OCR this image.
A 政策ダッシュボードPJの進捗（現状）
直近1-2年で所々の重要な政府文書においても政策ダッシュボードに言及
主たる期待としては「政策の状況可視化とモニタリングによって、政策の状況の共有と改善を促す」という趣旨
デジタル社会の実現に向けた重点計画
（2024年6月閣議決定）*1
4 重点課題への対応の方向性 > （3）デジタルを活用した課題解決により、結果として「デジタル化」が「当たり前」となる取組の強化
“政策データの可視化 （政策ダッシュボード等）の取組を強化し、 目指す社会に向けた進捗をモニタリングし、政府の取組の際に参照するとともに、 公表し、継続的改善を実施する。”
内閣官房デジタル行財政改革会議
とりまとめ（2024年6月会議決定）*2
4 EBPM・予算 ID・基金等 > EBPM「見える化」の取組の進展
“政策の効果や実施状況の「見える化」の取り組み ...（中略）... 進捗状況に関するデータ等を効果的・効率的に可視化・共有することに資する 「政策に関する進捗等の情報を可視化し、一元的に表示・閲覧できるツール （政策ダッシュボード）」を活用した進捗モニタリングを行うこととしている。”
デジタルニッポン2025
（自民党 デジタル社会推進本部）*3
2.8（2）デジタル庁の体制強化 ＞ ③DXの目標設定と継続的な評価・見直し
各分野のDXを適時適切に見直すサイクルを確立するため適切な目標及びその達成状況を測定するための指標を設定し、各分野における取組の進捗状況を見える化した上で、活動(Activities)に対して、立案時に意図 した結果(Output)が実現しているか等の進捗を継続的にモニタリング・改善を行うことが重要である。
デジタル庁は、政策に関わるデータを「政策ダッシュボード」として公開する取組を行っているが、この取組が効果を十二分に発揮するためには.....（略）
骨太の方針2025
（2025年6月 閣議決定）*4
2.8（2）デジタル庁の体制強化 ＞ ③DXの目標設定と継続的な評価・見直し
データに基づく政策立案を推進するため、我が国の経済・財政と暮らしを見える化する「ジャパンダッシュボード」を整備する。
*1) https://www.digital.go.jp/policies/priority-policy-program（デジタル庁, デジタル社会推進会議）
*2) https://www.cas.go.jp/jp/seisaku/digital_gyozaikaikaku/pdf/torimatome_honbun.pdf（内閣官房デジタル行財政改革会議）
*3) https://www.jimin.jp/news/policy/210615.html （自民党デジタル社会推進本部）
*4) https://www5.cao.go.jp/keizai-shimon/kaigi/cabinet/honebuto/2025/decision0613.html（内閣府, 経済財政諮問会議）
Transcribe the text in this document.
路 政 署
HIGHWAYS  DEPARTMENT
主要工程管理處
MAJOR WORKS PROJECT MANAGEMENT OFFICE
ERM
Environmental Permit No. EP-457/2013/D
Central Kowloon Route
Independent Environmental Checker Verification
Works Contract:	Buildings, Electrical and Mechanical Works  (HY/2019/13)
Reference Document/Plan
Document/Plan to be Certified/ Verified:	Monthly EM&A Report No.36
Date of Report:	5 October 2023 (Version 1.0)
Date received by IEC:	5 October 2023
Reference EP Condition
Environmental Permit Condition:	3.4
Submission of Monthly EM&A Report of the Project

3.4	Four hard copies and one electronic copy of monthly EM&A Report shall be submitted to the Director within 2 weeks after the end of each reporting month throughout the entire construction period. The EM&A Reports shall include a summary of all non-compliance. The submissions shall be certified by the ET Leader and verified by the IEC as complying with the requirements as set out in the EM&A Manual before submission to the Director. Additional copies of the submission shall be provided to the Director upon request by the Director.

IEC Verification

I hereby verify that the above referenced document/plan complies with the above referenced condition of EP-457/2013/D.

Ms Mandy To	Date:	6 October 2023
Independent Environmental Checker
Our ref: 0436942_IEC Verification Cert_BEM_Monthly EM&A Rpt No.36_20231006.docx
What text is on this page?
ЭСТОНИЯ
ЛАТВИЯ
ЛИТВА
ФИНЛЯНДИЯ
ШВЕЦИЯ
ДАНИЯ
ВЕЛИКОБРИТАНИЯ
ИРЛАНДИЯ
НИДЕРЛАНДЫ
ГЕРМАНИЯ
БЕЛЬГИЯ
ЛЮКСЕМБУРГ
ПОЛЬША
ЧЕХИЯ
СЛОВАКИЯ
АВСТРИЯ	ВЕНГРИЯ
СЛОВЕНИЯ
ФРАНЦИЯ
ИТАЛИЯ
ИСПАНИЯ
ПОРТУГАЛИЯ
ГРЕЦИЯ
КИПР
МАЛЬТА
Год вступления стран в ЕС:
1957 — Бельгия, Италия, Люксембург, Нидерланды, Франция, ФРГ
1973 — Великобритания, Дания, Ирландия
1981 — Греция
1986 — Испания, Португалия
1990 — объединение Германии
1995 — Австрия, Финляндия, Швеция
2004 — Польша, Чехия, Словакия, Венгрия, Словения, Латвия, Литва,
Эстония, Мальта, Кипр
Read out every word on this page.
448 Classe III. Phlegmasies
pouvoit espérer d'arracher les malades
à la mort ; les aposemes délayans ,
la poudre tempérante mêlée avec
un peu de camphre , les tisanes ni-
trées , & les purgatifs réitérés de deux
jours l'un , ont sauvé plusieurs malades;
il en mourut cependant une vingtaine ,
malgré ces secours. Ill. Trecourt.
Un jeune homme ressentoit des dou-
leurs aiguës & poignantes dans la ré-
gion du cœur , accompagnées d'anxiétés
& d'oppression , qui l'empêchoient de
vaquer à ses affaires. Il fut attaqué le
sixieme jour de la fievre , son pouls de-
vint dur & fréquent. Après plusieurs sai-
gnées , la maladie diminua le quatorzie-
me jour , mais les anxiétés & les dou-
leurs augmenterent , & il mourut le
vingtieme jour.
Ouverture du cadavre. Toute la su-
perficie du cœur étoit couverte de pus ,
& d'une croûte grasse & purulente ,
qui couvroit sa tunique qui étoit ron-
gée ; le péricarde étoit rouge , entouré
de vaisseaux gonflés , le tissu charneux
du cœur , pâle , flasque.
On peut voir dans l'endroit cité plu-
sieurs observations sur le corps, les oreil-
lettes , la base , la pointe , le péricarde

------------------------------------------------

▶ [Task directions] Which lines hold the word "Checker"? Copy all of them.

▶ [Exercise response]
Independent Environmental Checker Verification
Independent Environmental Checker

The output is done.